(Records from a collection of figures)
+-------+
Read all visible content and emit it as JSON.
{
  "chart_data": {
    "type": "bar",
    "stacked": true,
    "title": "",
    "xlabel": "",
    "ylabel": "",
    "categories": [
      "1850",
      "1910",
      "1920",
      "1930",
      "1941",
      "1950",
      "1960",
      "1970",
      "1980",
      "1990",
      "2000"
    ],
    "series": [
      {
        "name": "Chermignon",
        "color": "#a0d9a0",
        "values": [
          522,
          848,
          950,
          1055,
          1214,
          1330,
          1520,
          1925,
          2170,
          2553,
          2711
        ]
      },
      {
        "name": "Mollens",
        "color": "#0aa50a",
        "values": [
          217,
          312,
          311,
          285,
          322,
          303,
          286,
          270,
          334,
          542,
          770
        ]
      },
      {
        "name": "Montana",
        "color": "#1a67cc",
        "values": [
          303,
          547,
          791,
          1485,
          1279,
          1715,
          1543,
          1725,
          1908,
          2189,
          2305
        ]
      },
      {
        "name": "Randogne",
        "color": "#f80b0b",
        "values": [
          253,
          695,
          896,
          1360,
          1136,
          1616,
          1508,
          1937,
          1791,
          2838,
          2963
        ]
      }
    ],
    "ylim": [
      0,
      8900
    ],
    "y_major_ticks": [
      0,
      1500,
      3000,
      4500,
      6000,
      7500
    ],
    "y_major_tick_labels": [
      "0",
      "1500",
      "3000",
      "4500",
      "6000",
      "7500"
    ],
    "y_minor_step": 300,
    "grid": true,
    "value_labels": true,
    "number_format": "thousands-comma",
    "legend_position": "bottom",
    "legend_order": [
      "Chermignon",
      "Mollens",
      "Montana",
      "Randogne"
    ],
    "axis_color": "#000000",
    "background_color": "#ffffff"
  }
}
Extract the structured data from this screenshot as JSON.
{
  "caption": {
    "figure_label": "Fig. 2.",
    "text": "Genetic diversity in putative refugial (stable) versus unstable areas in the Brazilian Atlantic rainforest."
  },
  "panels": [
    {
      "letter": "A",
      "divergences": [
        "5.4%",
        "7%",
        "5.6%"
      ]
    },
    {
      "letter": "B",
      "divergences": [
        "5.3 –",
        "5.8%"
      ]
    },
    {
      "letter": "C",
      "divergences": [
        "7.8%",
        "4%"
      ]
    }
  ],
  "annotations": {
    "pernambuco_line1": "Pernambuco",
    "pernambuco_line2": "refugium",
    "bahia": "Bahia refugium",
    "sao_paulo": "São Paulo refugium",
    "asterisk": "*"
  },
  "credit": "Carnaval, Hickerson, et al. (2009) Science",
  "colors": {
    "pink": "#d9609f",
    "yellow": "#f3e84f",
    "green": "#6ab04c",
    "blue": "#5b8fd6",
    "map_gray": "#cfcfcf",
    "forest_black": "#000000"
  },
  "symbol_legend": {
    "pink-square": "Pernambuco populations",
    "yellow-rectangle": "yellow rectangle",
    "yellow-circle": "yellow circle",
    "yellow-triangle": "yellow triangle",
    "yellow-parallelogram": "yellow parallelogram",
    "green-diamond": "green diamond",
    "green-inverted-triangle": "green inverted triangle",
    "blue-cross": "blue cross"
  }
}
+-------+
→ What to work on: Word for word, write out the data.

→ Solved problem:
Read all visible content and emit it as JSON.
{
  "chart_data": {
    "type": "bar",
    "stacked": true,
    "title": "",
    "xlabel": "",
    "ylabel": "",
    "categories": [
      "1850",
      "1910",
      "1920",
      "1930",
      "1941",
      "1950",
      "1960",
      "1970",
      "1980",
      "1990",
      "2000"
    ],
    "series": [
      {
        "name": "Chermignon",
        "color": "#a0d9a0",
        "values": [
          522,
          848,
          950,
          1055,
          1214,
          1330,
          1520,
          1925,
          2170,
          2553,
          2711
        ]
      },
      {
        "name": "Mollens",
        "color": "#0aa50a",
        "values": [
          217,
          312,
          311,
          285,
          322,
          303,
          286,
          270,
          334,
          542,
          770
        ]
      },
      {
        "name": "Montana",
        "color": "#1a67cc",
        "values": [
          303,
          547,
          791,
          1485,
          1279,
          1715,
          1543,
          1725,
          1908,
          2189,
          2305
        ]
      },
      {
        "name": "Randogne",
        "color": "#f80b0b",
        "values": [
          253,
          695,
          896,
          1360,
          1136,
          1616,
          1508,
          1937,
          1791,
          2838,
          2963
        ]
      }
    ],
    "ylim": [
      0,
      8900
    ],
    "y_major_ticks": [
      0,
      1500,
      3000,
      4500,
      6000,
      7500
    ],
    "y_major_tick_labels": [
      "0",
      "1500",
      "3000",
      "4500",
      "6000",
      "7500"
    ],
    "y_minor_step": 300,
    "grid": true,
    "value_labels": true,
    "number_format": "thousands-comma",
    "legend_position": "bottom",
    "legend_order": [
      "Chermignon",
      "Mollens",
      "Montana",
      "Randogne"
    ],
    "axis_color": "#000000",
    "background_color": "#ffffff"
  }
}
Extract the structured data from this screenshot as JSON.
{
  "caption": {
    "figure_label": "Fig. 2.",
    "text": "Genetic diversity in putative refugial (stable) versus unstable areas in the Brazilian Atlantic rainforest."
  },
  "panels": [
    {
      "letter": "A",
      "divergences": [
        "5.4%",
        "7%",
        "5.6%"
      ]
    },
    {
      "letter": "B",
      "divergences": [
        "5.3 –",
        "5.8%"
      ]
    },
    {
      "letter": "C",
      "divergences": [
        "7.8%",
        "4%"
      ]
    }
  ],
  "annotations": {
    "pernambuco_line1": "Pernambuco",
    "pernambuco_line2": "refugium",
    "bahia": "Bahia refugium",
    "sao_paulo": "São Paulo refugium",
    "asterisk": "*"
  },
  "credit": "Carnaval, Hickerson, et al. (2009) Science",
  "colors": {
    "pink": "#d9609f",
    "yellow": "#f3e84f",
    "green": "#6ab04c",
    "blue": "#5b8fd6",
    "map_gray": "#cfcfcf",
    "forest_black": "#000000"
  },
  "symbol_legend": {
    "pink-square": "Pernambuco populations",
    "yellow-rectangle": "yellow rectangle",
    "yellow-circle": "yellow circle",
    "yellow-triangle": "yellow triangle",
    "yellow-parallelogram": "yellow parallelogram",
    "green-diamond": "green diamond",
    "green-inverted-triangle": "green inverted triangle",
    "blue-cross": "blue cross"
  }
}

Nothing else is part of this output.